### AUSGEWÄHLTER AUSZUG
■ ■ ■ ■ ■
/ Der Monat der Wahrheit: Die WM als Saisonhighlight im Hinterkopf
Ein intensiver und äußerst erfolgreicher Monat August liegt hinter Bob Bertemes. Doch der September mit u.a. der WM in Doha als Saisonhighlight steht bereits vor der Tür. Für den 26-jährigen Kugelstoßer ist es wichtig, seine Weltklasseleistung von 22,22 m in den kommenden Wochen bestätigen zu können. Die Erwartungen an ihn sind höher geworden. Druck verspürt Bertemes deshalb aber nicht. Er geht entspannt an die kommenden WM-Tests heran.
Der 4. August wird Bob Bertemes wohl ewig in Erinnerung bleiben. An diesem Tag katapultierte sich der Kugelstoßer an die Weltspitze seiner Disziplin. Mit 22,22 m sorgte der COSL-Athlet beim Werfermeeting in Cessingen für Furore. Er sprengte seine eigene Rekordmarke um ganze 93 Zentimeter.
Mit dieser Weite hat er die momentan sechstbeste Weltjahresbestleistung inne. „Es ist schon krass, welche Türen sich durch einen richtig guten Stoß geöffnet haben. Einmal passen viele Faktoren zusammen und du haust dann einen richtig guten Wurf raus. Aber genau das macht das Kugelstoßen aus“, sagt der Sportler.
■ ■ ■ ■ ■
### DATENABSCHNITT
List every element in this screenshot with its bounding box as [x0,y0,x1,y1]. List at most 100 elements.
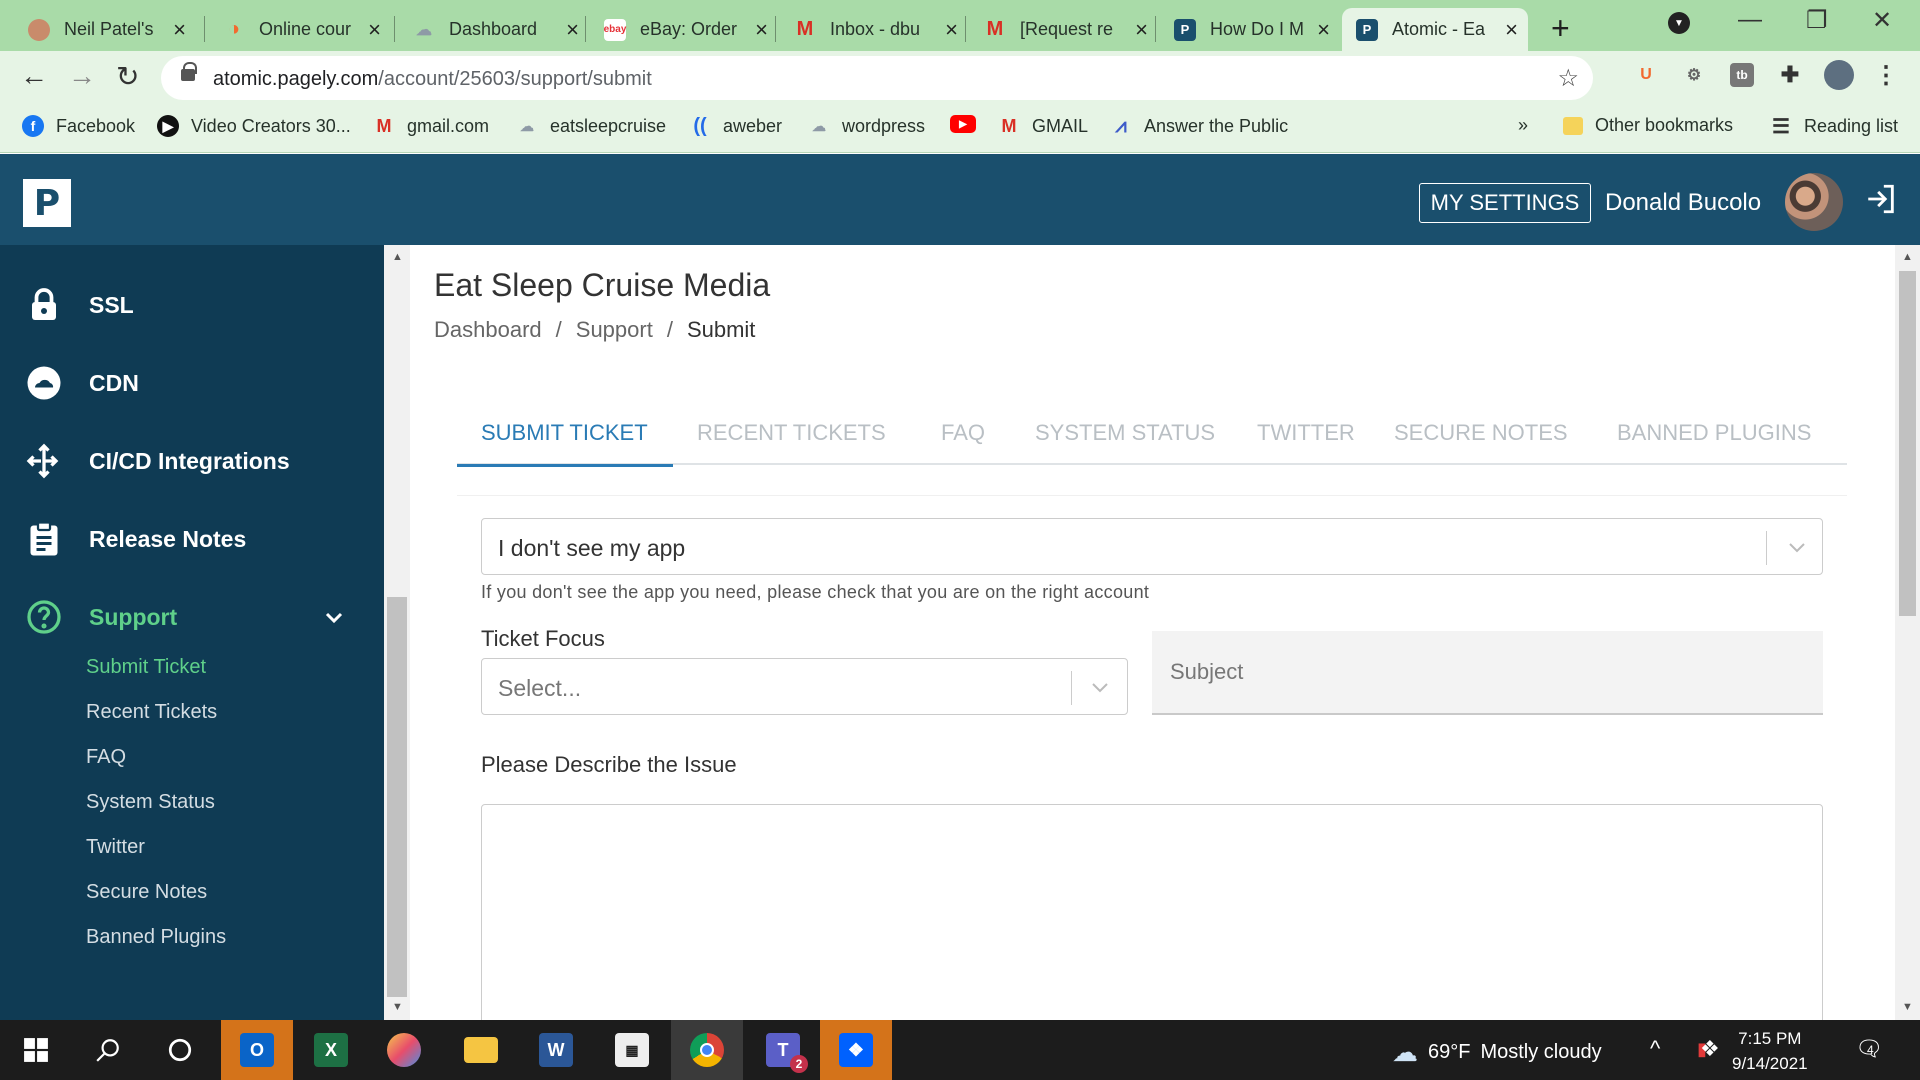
■ ■ ■ ■ ■
### AUFGABE 1
Schreibe den Teil des Auszugs über Bob Bertemes um, der mit den Worten „Der 4. August“ beginnt und mit „sagt der Sportler.“ endet. Ersetze dabei „Furore“ durch „Aufsehen“.
### AUFGABE 2
Erkläre anhand des Auszugs über Bob Bertemes, warum ihm der 4. August wohl ewig in Erinnerung bleiben wird.

### LÖSUNG 1
Der 4. August wird Bob Bertemes wohl ewig in Erinnerung bleiben. An diesem Tag katapultierte sich der Kugelstoßer an die Weltspitze seiner Disziplin. Mit 22,22 m sorgte der COSL-Athlet beim Werfermeeting in Cessingen für Aufsehen. Er sprengte seine eigene Rekordmarke um ganze 93 Zentimeter.
Mit dieser Weite hat er die momentan sechstbeste Weltjahresbestleistung inne. „Es ist schon krass, welche Türen sich durch einen richtig guten Stoß geöffnet haben. Einmal passen viele Faktoren zusammen und du haust dann einen richtig guten Wurf raus. Aber genau das macht das Kugelstoßen aus“, sagt der Sportler.

### LÖSUNG 2
An diesem Tag katapultierte er sich beim Werfermeeting in Cessingen mit 22,22 m an die Weltspitze seiner Disziplin. Dabei übertraf er seine eigene Rekordmarke um ganze 93 Zentimeter.